Extrait du texte »
■ ■ ■

Législatives irakiennes : quelle place pour Abadi ?

Après une alliance de seulement 24 heures avec le Hachd el-Chaabi, la position du Premier ministre est aujourd'hui en péril.

Le Premier ministre Haïder al-Abadi lors d’une conférence de presse à Bagdad, le 5 février 2017. Photo AFP

La bataille électorale s'annonce rude en Irak. Prévues le 12 mai, les élections législatives sont censées donner un coup de frais au paysage politique irakien. Elles pourraient néanmoins avoir l'effet inverse. Depuis samedi, les annonces se succèdent, des alliances se font et se défont.

Le Premier ministre Haïder al-Abadi , qui brigue un nouveau mandat, a ainsi annoncé dimanche la composition d'une alliance électorale multiconfessionnelle, l'Alliance de la victoire. Fait inédit, les Forces de mobilisation populaires (FMP, aussi appelées Hachd el-Chaabi, coalition de forces paramilitaires majoritairement chiites et pro-iraniennes) lui ont d'abord offert leur soutien en participant à la même liste électorale. Mais l'alliance n'aura duré que 24 heures. Dès lundi, les FMP ont annoncé leur retrait de la liste pour des « raisons techniques ». Une source proche de Haïder al-Abadi a affirmé lundi à l'AFP que « le retrait de sa liste de certains groupes (appartenant au Hachd) est dû au fait qu'ils n'ont pas pu se conformer aux conditions que le Premier ministre a posées ». « Leurs conditions divergent de la ligne de Haïder al-Abadi qui veut, d'une part, des personnes qualifiées pour leur poste et non choisies en fonction de critères confessionnels, et, d'autre part, des candidats soutenant ses mesures anticorruption », a-t-elle dit.

■ ■ ■

Liste des tâches »
(a) Recopiez sans rien changer le passage de l'extrait sur les législatives irakiennes qui s'ouvre sur les mots contenant "Législatives irakiennes : quelle" et se termine par "aujourd'hui en péril.".
(b) Répondez aux questions suivantes à partir de l'extrait sur les législatives irakiennes :
(i) À quelle date les élections législatives sont-elles prévues ?
(ii) Quel nom porte l'alliance électorale annoncée dimanche par Haïder al-Abadi ?
(iii) Quel motif les FMP ont-elles avancé pour se retirer de la liste ?

Enregistrements des limites d'éléments »
■ ■ ■

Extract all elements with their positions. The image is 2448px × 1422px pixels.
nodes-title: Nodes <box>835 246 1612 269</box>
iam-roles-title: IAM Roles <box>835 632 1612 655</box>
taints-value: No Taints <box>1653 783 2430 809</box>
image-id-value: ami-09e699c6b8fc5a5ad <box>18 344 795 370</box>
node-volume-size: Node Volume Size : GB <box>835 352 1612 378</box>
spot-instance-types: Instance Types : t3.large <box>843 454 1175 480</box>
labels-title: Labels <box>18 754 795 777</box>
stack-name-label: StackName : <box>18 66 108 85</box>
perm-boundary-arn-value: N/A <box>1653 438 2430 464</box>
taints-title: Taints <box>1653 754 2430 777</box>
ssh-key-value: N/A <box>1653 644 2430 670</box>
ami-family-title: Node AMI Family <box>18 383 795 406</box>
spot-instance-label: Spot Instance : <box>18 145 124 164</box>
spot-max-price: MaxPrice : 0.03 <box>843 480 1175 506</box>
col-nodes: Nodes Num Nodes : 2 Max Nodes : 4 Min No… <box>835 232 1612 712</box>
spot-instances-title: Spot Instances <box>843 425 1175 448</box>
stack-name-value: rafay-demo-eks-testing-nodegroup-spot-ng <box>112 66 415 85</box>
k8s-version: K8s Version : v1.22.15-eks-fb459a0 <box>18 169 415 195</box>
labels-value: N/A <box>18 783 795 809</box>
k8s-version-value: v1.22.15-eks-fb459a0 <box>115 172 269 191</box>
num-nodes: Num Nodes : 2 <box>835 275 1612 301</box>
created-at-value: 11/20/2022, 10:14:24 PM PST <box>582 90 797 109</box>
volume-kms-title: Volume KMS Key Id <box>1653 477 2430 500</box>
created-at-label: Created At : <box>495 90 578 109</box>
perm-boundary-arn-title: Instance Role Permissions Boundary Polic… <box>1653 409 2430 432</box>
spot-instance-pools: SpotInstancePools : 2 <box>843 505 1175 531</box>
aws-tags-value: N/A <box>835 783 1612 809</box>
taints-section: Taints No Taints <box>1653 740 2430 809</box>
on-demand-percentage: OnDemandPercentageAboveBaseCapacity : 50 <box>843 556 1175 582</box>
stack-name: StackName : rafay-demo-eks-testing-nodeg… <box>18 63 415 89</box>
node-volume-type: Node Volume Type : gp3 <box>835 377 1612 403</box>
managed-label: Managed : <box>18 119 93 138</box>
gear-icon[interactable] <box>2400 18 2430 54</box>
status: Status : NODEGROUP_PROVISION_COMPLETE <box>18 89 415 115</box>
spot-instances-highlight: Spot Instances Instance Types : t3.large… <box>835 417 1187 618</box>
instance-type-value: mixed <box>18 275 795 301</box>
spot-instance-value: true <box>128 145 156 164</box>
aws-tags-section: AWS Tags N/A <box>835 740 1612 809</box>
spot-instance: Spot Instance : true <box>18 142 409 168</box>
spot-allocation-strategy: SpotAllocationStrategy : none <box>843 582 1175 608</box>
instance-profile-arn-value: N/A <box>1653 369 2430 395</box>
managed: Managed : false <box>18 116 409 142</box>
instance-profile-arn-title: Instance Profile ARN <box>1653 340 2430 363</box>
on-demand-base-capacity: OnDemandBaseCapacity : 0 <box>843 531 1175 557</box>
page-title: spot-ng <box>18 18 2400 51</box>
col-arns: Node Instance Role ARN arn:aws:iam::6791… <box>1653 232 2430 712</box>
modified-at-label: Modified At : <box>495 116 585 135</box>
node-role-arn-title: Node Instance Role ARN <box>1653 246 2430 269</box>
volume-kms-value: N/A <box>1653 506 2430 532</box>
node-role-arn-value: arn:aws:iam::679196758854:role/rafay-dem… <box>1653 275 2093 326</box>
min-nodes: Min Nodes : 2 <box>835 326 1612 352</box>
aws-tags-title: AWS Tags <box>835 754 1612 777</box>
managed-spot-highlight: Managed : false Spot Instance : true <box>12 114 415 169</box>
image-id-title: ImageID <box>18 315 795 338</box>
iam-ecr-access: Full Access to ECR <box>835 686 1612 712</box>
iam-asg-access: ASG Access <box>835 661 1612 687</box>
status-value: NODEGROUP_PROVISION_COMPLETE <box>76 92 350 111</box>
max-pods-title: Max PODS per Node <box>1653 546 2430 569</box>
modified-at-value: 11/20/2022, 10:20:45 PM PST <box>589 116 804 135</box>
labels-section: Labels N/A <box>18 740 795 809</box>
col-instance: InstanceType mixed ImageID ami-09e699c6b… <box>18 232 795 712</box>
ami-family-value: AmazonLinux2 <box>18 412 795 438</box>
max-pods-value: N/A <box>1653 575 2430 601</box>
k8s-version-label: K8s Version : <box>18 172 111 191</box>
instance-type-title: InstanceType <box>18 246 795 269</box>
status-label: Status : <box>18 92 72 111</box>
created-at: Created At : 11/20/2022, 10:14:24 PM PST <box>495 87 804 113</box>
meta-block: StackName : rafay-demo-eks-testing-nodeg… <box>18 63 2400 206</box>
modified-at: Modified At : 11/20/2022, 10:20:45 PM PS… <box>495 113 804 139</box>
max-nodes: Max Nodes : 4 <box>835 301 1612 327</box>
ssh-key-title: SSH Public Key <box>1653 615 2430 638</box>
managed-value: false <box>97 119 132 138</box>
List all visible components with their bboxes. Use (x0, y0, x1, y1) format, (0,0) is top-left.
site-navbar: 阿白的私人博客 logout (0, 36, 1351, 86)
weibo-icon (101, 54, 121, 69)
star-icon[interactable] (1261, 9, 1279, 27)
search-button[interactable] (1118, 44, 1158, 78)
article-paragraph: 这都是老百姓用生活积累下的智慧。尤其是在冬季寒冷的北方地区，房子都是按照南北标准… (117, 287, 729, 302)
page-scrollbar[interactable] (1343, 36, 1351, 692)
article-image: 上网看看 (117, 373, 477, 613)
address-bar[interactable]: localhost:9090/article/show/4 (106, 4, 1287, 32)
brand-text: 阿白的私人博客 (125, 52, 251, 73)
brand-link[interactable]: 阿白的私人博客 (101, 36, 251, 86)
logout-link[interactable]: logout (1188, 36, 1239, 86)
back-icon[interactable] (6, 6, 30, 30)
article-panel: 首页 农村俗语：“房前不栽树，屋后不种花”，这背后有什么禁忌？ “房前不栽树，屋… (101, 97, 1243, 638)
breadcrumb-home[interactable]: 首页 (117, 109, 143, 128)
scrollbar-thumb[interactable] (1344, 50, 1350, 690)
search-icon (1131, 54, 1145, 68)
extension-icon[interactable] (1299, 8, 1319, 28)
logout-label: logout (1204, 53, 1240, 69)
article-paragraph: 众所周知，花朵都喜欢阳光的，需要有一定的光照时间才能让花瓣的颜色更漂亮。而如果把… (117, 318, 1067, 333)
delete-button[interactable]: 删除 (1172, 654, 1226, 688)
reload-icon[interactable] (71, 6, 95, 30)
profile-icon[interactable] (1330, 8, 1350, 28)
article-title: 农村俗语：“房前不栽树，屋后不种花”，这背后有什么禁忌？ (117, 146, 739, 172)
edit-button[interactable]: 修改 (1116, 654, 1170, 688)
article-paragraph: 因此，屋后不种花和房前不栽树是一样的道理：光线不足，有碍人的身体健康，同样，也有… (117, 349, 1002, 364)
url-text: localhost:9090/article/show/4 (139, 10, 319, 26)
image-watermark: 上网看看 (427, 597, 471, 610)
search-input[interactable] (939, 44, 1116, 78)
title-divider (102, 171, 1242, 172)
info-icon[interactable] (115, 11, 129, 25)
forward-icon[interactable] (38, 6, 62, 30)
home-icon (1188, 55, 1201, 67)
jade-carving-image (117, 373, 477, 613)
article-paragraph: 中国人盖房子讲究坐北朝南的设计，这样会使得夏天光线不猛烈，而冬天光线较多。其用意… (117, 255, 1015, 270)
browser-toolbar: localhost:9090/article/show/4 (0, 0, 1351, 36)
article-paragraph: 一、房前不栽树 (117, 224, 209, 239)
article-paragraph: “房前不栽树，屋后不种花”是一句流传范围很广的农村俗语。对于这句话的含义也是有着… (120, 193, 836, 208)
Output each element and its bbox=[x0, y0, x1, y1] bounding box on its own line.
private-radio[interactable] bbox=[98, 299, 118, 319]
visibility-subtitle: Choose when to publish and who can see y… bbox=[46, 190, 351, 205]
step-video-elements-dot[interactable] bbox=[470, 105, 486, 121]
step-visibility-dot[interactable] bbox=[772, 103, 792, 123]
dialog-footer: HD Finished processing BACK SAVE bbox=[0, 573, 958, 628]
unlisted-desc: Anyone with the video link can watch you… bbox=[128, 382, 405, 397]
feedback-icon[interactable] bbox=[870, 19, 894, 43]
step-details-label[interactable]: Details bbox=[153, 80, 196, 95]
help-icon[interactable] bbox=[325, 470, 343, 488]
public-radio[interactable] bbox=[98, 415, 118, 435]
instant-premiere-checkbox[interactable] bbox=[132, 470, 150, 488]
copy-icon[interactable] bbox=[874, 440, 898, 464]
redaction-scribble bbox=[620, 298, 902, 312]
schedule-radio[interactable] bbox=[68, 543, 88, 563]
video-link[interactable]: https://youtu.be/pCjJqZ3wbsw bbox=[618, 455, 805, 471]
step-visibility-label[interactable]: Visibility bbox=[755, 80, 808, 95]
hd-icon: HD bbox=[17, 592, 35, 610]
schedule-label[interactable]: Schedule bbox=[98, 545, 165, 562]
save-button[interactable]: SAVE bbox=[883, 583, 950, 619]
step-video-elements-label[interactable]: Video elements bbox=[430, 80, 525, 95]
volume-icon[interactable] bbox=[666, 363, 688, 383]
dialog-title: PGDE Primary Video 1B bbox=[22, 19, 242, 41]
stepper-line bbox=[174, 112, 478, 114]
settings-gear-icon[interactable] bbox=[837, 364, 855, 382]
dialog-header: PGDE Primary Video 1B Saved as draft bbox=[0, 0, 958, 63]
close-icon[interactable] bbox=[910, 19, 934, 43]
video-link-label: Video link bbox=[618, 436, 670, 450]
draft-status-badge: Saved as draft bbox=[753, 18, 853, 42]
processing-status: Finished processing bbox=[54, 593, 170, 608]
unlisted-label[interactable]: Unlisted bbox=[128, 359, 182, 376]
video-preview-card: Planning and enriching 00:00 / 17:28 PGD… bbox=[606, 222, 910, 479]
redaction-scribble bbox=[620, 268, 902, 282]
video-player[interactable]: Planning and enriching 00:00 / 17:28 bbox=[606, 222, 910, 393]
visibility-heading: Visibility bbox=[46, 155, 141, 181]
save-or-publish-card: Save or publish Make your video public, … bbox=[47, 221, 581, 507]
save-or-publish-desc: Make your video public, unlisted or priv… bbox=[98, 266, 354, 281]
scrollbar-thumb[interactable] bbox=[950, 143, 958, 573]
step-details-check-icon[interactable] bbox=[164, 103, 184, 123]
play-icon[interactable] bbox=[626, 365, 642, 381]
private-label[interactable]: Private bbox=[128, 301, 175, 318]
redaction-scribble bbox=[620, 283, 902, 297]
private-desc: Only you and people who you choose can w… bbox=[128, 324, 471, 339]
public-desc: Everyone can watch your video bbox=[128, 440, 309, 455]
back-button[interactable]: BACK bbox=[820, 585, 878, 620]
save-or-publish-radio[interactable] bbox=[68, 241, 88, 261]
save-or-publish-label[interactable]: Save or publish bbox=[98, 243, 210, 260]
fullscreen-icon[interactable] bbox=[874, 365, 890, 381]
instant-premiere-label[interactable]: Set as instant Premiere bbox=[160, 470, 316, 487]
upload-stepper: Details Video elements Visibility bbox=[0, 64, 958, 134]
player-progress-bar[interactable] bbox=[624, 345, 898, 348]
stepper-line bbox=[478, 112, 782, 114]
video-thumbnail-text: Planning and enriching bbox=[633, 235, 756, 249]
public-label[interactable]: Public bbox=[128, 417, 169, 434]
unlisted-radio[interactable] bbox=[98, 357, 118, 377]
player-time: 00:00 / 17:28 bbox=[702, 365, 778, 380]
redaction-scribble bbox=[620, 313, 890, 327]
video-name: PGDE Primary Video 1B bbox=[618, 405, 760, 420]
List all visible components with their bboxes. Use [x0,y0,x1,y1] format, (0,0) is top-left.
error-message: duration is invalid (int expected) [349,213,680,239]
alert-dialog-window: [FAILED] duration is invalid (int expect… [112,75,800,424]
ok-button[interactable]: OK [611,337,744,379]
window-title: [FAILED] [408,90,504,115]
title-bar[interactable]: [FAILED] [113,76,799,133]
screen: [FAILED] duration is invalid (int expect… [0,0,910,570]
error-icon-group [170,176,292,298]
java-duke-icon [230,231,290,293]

■ ■ ■

Réponses aux exercices »
(a)
Législatives irakiennes : quelle place pour Abadi ?

Après une alliance de seulement 24 heures avec le Hachd el-Chaabi, la position du Premier ministre est aujourd'hui en péril.

(b)
(i) Le 12 mai.
(ii) L'Alliance de la victoire.
(iii) Des « raisons techniques ».